◆ THE TASK
Say how many lines of these entries include the word "creators", and answer with the number alone.

(Records from a collection of figures)

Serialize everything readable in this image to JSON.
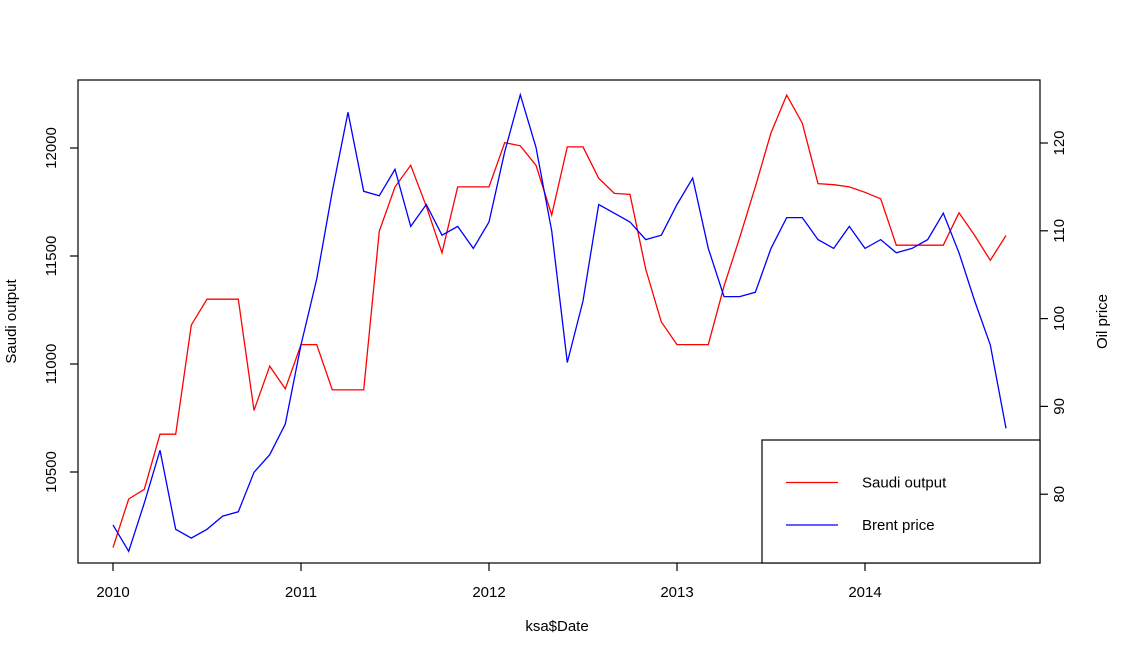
{
  "chart_data": {
    "type": "line",
    "title": "",
    "xlabel": "ksa$Date",
    "ylabel_left": "Saudi output",
    "ylabel_right": "Oil price",
    "grid": false,
    "legend_position": "bottomright",
    "x_ticks": [
      2010,
      2011,
      2012,
      2013,
      2014
    ],
    "y_ticks_left": [
      10500,
      11000,
      11500,
      12000
    ],
    "y_ticks_right": [
      80,
      90,
      100,
      110,
      120
    ],
    "ylim_left": [
      10070,
      12320
    ],
    "ylim_right": [
      72,
      127
    ],
    "x_months": [
      "2010-01",
      "2010-02",
      "2010-03",
      "2010-04",
      "2010-05",
      "2010-06",
      "2010-07",
      "2010-08",
      "2010-09",
      "2010-10",
      "2010-11",
      "2010-12",
      "2011-01",
      "2011-02",
      "2011-03",
      "2011-04",
      "2011-05",
      "2011-06",
      "2011-07",
      "2011-08",
      "2011-09",
      "2011-10",
      "2011-11",
      "2011-12",
      "2012-01",
      "2012-02",
      "2012-03",
      "2012-04",
      "2012-05",
      "2012-06",
      "2012-07",
      "2012-08",
      "2012-09",
      "2012-10",
      "2012-11",
      "2012-12",
      "2013-01",
      "2013-02",
      "2013-03",
      "2013-04",
      "2013-05",
      "2013-06",
      "2013-07",
      "2013-08",
      "2013-09",
      "2013-10",
      "2013-11",
      "2013-12",
      "2014-01",
      "2014-02",
      "2014-03",
      "2014-04",
      "2014-05",
      "2014-06",
      "2014-07",
      "2014-08",
      "2014-09",
      "2014-10"
    ],
    "series": [
      {
        "name": "Saudi output",
        "color": "#ff0000",
        "axis": "left",
        "values": [
          10150,
          10375,
          10420,
          10675,
          10675,
          11180,
          11300,
          11300,
          11300,
          10785,
          10990,
          10885,
          11090,
          11090,
          10880,
          10880,
          10880,
          11615,
          11820,
          11920,
          11730,
          11515,
          11820,
          11820,
          11820,
          12025,
          12010,
          11920,
          11690,
          12005,
          12005,
          11860,
          11790,
          11785,
          11440,
          11195,
          11090,
          11090,
          11090,
          11360,
          11585,
          11820,
          12070,
          12245,
          12115,
          11835,
          11830,
          11820,
          11795,
          11765,
          11550,
          11550,
          11550,
          11550,
          11700,
          11595,
          11480,
          11595
        ]
      },
      {
        "name": "Brent price",
        "color": "#0000ff",
        "axis": "right",
        "values": [
          76.5,
          73.5,
          79,
          85,
          76,
          75,
          76,
          77.5,
          78,
          82.5,
          84.5,
          88,
          97,
          104.5,
          114.5,
          123.5,
          114.5,
          114,
          117,
          110.5,
          113,
          109.5,
          110.5,
          108,
          111,
          119,
          125.5,
          119.5,
          110,
          95,
          102,
          113,
          112,
          111,
          109,
          109.5,
          113,
          116,
          108,
          102.5,
          102.5,
          103,
          108,
          111.5,
          111.5,
          109,
          108,
          110.5,
          108,
          109,
          107.5,
          108,
          109,
          112,
          107.5,
          102,
          97,
          87.5
        ]
      }
    ],
    "legend": {
      "items": [
        {
          "label": "Saudi output",
          "color": "#ff0000"
        },
        {
          "label": "Brent price",
          "color": "#0000ff"
        }
      ]
    }
  }
}
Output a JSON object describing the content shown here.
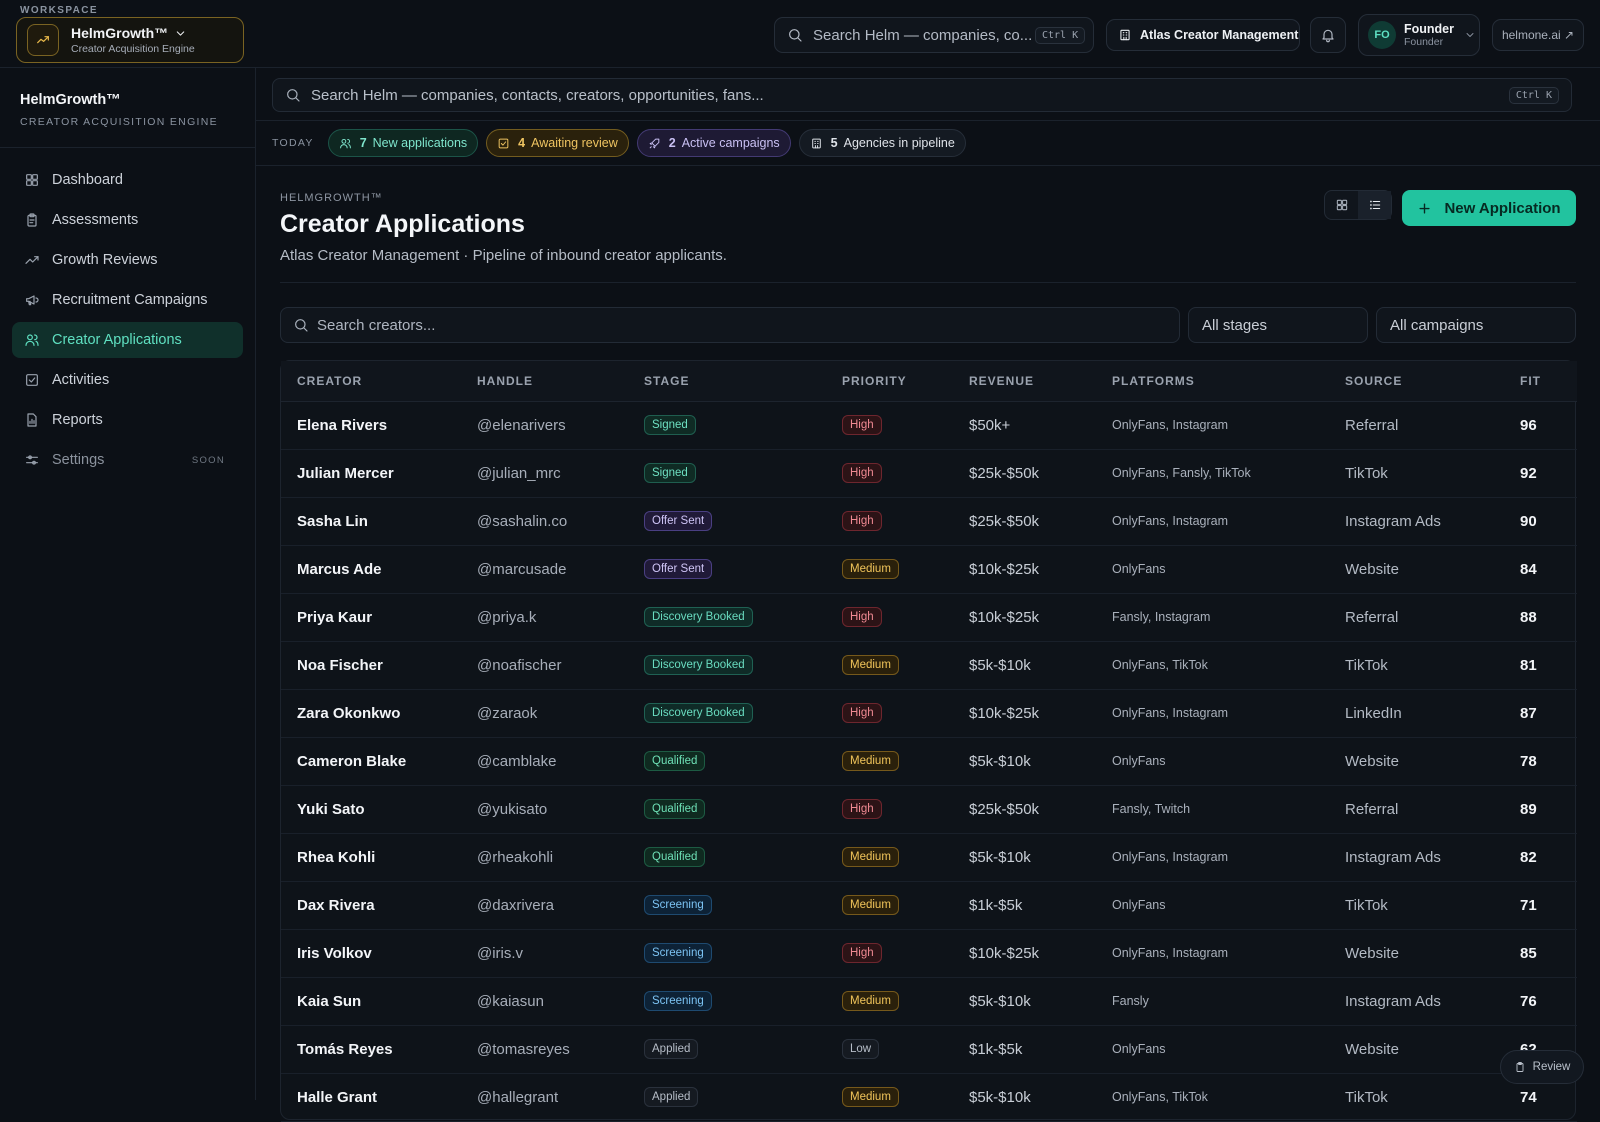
{
  "topbar": {
    "workspace_label": "WORKSPACE",
    "workspace_name": "HelmGrowth™",
    "workspace_sub": "Creator Acquisition Engine",
    "search_placeholder": "Search Helm — companies, co...",
    "search_shortcut": "Ctrl K",
    "org_name": "Atlas Creator Management",
    "user_initials": "FO",
    "user_name": "Founder",
    "user_role": "Founder",
    "external_link": "helmone.ai ↗"
  },
  "sidebar": {
    "brand_name": "HelmGrowth™",
    "brand_tag": "CREATOR ACQUISITION ENGINE",
    "items": [
      {
        "label": "Dashboard",
        "icon": "grid-icon"
      },
      {
        "label": "Assessments",
        "icon": "clipboard-icon"
      },
      {
        "label": "Growth Reviews",
        "icon": "trend-icon"
      },
      {
        "label": "Recruitment Campaigns",
        "icon": "megaphone-icon"
      },
      {
        "label": "Creator Applications",
        "icon": "users-icon",
        "active": true
      },
      {
        "label": "Activities",
        "icon": "check-square-icon"
      },
      {
        "label": "Reports",
        "icon": "report-icon"
      },
      {
        "label": "Settings",
        "icon": "sliders-icon",
        "badge": "SOON"
      }
    ]
  },
  "global_search": {
    "placeholder": "Search Helm — companies, contacts, creators, opportunities, fans...",
    "shortcut": "Ctrl K"
  },
  "today": {
    "label": "TODAY",
    "pills": [
      {
        "count": "7",
        "text": "New applications",
        "color": "#7fe6cd"
      },
      {
        "count": "4",
        "text": "Awaiting review",
        "color": "#efc461"
      },
      {
        "count": "2",
        "text": "Active campaigns",
        "color": "#c9c0f3"
      },
      {
        "count": "5",
        "text": "Agencies in pipeline",
        "color": "#dfe3e9"
      }
    ]
  },
  "page": {
    "eyebrow": "HELMGROWTH™",
    "title": "Creator Applications",
    "subtitle": "Atlas Creator Management · Pipeline of inbound creator applicants.",
    "new_button": "New Application"
  },
  "filters": {
    "search_placeholder": "Search creators...",
    "stage": "All stages",
    "campaign": "All campaigns"
  },
  "table": {
    "columns": [
      "CREATOR",
      "HANDLE",
      "STAGE",
      "PRIORITY",
      "REVENUE",
      "PLATFORMS",
      "SOURCE",
      "FIT"
    ],
    "rows": [
      {
        "creator": "Elena Rivers",
        "handle": "@elenarivers",
        "stage": "Signed",
        "priority": "High",
        "revenue": "$50k+",
        "platforms": "OnlyFans, Instagram",
        "source": "Referral",
        "fit": "96"
      },
      {
        "creator": "Julian Mercer",
        "handle": "@julian_mrc",
        "stage": "Signed",
        "priority": "High",
        "revenue": "$25k-$50k",
        "platforms": "OnlyFans, Fansly, TikTok",
        "source": "TikTok",
        "fit": "92"
      },
      {
        "creator": "Sasha Lin",
        "handle": "@sashalin.co",
        "stage": "Offer Sent",
        "priority": "High",
        "revenue": "$25k-$50k",
        "platforms": "OnlyFans, Instagram",
        "source": "Instagram Ads",
        "fit": "90"
      },
      {
        "creator": "Marcus Ade",
        "handle": "@marcusade",
        "stage": "Offer Sent",
        "priority": "Medium",
        "revenue": "$10k-$25k",
        "platforms": "OnlyFans",
        "source": "Website",
        "fit": "84"
      },
      {
        "creator": "Priya Kaur",
        "handle": "@priya.k",
        "stage": "Discovery Booked",
        "priority": "High",
        "revenue": "$10k-$25k",
        "platforms": "Fansly, Instagram",
        "source": "Referral",
        "fit": "88"
      },
      {
        "creator": "Noa Fischer",
        "handle": "@noafischer",
        "stage": "Discovery Booked",
        "priority": "Medium",
        "revenue": "$5k-$10k",
        "platforms": "OnlyFans, TikTok",
        "source": "TikTok",
        "fit": "81"
      },
      {
        "creator": "Zara Okonkwo",
        "handle": "@zaraok",
        "stage": "Discovery Booked",
        "priority": "High",
        "revenue": "$10k-$25k",
        "platforms": "OnlyFans, Instagram",
        "source": "LinkedIn",
        "fit": "87"
      },
      {
        "creator": "Cameron Blake",
        "handle": "@camblake",
        "stage": "Qualified",
        "priority": "Medium",
        "revenue": "$5k-$10k",
        "platforms": "OnlyFans",
        "source": "Website",
        "fit": "78"
      },
      {
        "creator": "Yuki Sato",
        "handle": "@yukisato",
        "stage": "Qualified",
        "priority": "High",
        "revenue": "$25k-$50k",
        "platforms": "Fansly, Twitch",
        "source": "Referral",
        "fit": "89"
      },
      {
        "creator": "Rhea Kohli",
        "handle": "@rheakohli",
        "stage": "Qualified",
        "priority": "Medium",
        "revenue": "$5k-$10k",
        "platforms": "OnlyFans, Instagram",
        "source": "Instagram Ads",
        "fit": "82"
      },
      {
        "creator": "Dax Rivera",
        "handle": "@daxrivera",
        "stage": "Screening",
        "priority": "Medium",
        "revenue": "$1k-$5k",
        "platforms": "OnlyFans",
        "source": "TikTok",
        "fit": "71"
      },
      {
        "creator": "Iris Volkov",
        "handle": "@iris.v",
        "stage": "Screening",
        "priority": "High",
        "revenue": "$10k-$25k",
        "platforms": "OnlyFans, Instagram",
        "source": "Website",
        "fit": "85"
      },
      {
        "creator": "Kaia Sun",
        "handle": "@kaiasun",
        "stage": "Screening",
        "priority": "Medium",
        "revenue": "$5k-$10k",
        "platforms": "Fansly",
        "source": "Instagram Ads",
        "fit": "76"
      },
      {
        "creator": "Tomás Reyes",
        "handle": "@tomasreyes",
        "stage": "Applied",
        "priority": "Low",
        "revenue": "$1k-$5k",
        "platforms": "OnlyFans",
        "source": "Website",
        "fit": "62"
      },
      {
        "creator": "Halle Grant",
        "handle": "@hallegrant",
        "stage": "Applied",
        "priority": "Medium",
        "revenue": "$5k-$10k",
        "platforms": "OnlyFans, TikTok",
        "source": "TikTok",
        "fit": "74"
      }
    ]
  },
  "review_button": "Review",
  "colors": {
    "accent": "#22c39f",
    "background": "#0c1016",
    "workspace_border": "#7a6322"
  }
}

◆ PROBLEM SOLUTION
2